## start PROVIDED RECORDS

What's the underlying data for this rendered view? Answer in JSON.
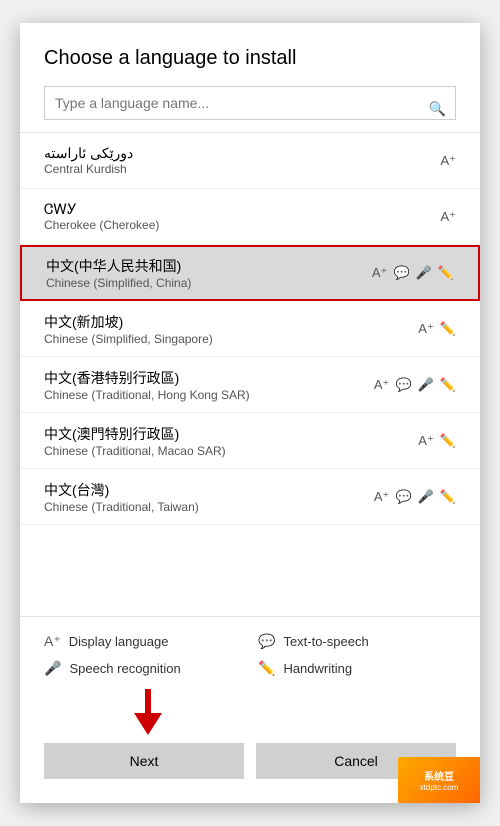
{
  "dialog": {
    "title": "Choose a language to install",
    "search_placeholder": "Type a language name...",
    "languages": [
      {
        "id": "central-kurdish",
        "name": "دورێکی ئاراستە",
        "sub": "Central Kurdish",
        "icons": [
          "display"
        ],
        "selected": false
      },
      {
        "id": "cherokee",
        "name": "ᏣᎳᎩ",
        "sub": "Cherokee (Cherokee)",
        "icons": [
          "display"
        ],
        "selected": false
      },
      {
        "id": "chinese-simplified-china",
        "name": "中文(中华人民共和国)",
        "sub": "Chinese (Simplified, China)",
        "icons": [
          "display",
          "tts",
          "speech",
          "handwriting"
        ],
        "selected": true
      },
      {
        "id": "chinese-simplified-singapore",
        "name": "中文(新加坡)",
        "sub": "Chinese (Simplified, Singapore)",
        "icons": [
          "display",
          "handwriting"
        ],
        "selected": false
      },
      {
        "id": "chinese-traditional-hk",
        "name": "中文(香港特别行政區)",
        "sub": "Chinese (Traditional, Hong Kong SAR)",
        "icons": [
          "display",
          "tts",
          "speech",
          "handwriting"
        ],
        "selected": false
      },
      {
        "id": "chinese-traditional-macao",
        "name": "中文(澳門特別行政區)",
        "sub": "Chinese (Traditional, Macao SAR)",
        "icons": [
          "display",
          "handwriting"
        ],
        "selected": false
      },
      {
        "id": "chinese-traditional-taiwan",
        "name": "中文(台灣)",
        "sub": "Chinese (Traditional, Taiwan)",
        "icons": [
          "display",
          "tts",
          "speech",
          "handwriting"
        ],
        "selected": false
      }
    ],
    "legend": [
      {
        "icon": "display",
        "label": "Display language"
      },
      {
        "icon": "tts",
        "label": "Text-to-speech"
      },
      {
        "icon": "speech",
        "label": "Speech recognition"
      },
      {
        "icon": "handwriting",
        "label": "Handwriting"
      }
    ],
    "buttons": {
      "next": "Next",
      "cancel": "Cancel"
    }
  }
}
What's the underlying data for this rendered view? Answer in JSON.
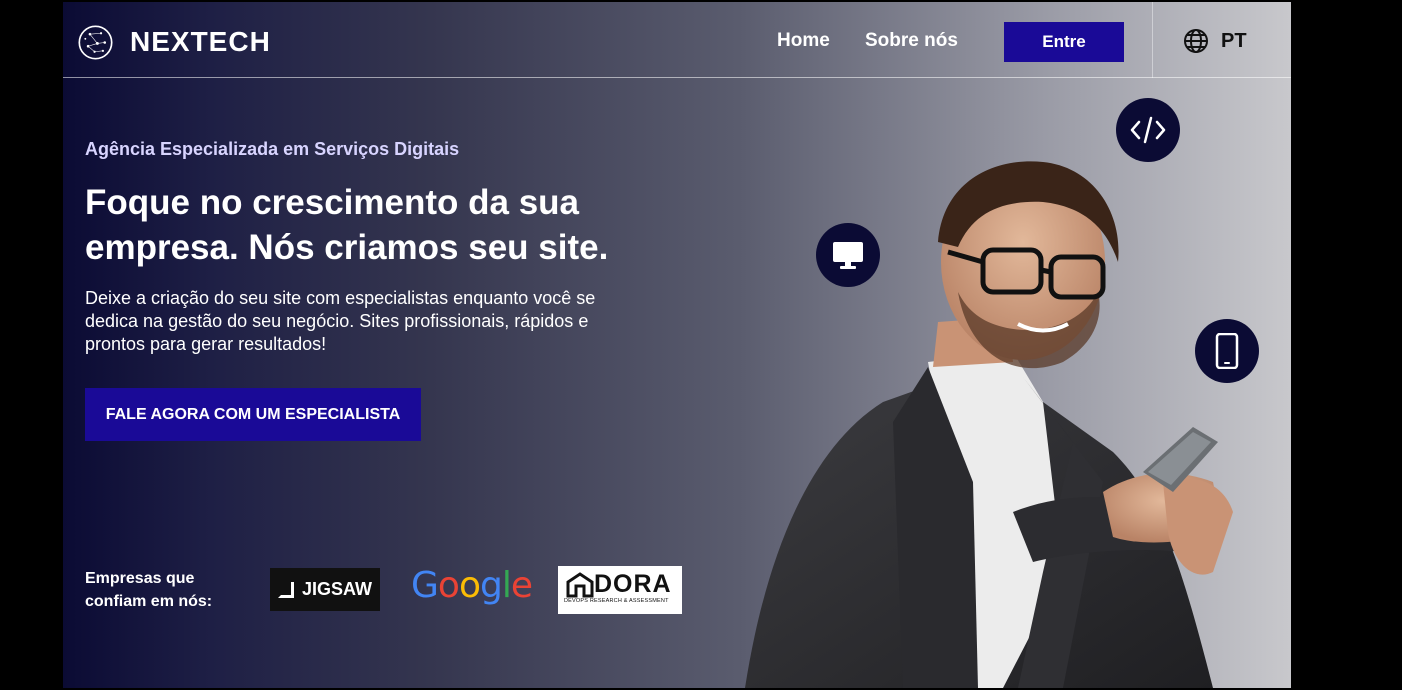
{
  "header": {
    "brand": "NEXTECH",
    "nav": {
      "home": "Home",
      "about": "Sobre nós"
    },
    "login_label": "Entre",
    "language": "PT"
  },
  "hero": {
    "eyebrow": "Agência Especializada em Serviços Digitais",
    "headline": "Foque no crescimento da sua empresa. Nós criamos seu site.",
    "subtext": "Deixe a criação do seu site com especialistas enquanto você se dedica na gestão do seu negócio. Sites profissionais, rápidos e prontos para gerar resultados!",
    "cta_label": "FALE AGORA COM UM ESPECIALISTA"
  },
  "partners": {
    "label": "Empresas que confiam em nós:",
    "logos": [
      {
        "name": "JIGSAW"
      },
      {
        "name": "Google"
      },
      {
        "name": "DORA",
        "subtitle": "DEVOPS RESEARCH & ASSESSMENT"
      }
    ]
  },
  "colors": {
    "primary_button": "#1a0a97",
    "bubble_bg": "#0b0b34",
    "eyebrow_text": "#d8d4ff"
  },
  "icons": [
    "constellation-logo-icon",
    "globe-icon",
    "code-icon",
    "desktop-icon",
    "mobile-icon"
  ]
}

## end PROVIDED RECORDS

TASK GOAL: Repeat the data exactly in full, omitting its pictures.

WORKED ANSWER:
What's the underlying data for this rendered view? Answer in JSON.
{
  "dialog": {
    "title": "Choose a language to install",
    "search_placeholder": "Type a language name...",
    "languages": [
      {
        "id": "central-kurdish",
        "name": "دورێکی ئاراستە",
        "sub": "Central Kurdish",
        "icons": [
          "display"
        ],
        "selected": false
      },
      {
        "id": "cherokee",
        "name": "ᏣᎳᎩ",
        "sub": "Cherokee (Cherokee)",
        "icons": [
          "display"
        ],
        "selected": false
      },
      {
        "id": "chinese-simplified-china",
        "name": "中文(中华人民共和国)",
        "sub": "Chinese (Simplified, China)",
        "icons": [
          "display",
          "tts",
          "speech",
          "handwriting"
        ],
        "selected": true
      },
      {
        "id": "chinese-simplified-singapore",
        "name": "中文(新加坡)",
        "sub": "Chinese (Simplified, Singapore)",
        "icons": [
          "display",
          "handwriting"
        ],
        "selected": false
      },
      {
        "id": "chinese-traditional-hk",
        "name": "中文(香港特别行政區)",
        "sub": "Chinese (Traditional, Hong Kong SAR)",
        "icons": [
          "display",
          "tts",
          "speech",
          "handwriting"
        ],
        "selected": false
      },
      {
        "id": "chinese-traditional-macao",
        "name": "中文(澳門特別行政區)",
        "sub": "Chinese (Traditional, Macao SAR)",
        "icons": [
          "display",
          "handwriting"
        ],
        "selected": false
      },
      {
        "id": "chinese-traditional-taiwan",
        "name": "中文(台灣)",
        "sub": "Chinese (Traditional, Taiwan)",
        "icons": [
          "display",
          "tts",
          "speech",
          "handwriting"
        ],
        "selected": false
      }
    ],
    "legend": [
      {
        "icon": "display",
        "label": "Display language"
      },
      {
        "icon": "tts",
        "label": "Text-to-speech"
      },
      {
        "icon": "speech",
        "label": "Speech recognition"
      },
      {
        "icon": "handwriting",
        "label": "Handwriting"
      }
    ],
    "buttons": {
      "next": "Next",
      "cancel": "Cancel"
    }
  }
}
What's the underlying data for this rendered view? Answer in JSON.
{
  "header": {
    "brand": "NEXTECH",
    "nav": {
      "home": "Home",
      "about": "Sobre nós"
    },
    "login_label": "Entre",
    "language": "PT"
  },
  "hero": {
    "eyebrow": "Agência Especializada em Serviços Digitais",
    "headline": "Foque no crescimento da sua empresa. Nós criamos seu site.",
    "subtext": "Deixe a criação do seu site com especialistas enquanto você se dedica na gestão do seu negócio. Sites profissionais, rápidos e prontos para gerar resultados!",
    "cta_label": "FALE AGORA COM UM ESPECIALISTA"
  },
  "partners": {
    "label": "Empresas que confiam em nós:",
    "logos": [
      {
        "name": "JIGSAW"
      },
      {
        "name": "Google"
      },
      {
        "name": "DORA",
        "subtitle": "DEVOPS RESEARCH & ASSESSMENT"
      }
    ]
  },
  "colors": {
    "primary_button": "#1a0a97",
    "bubble_bg": "#0b0b34",
    "eyebrow_text": "#d8d4ff"
  },
  "icons": [
    "constellation-logo-icon",
    "globe-icon",
    "code-icon",
    "desktop-icon",
    "mobile-icon"
  ]
}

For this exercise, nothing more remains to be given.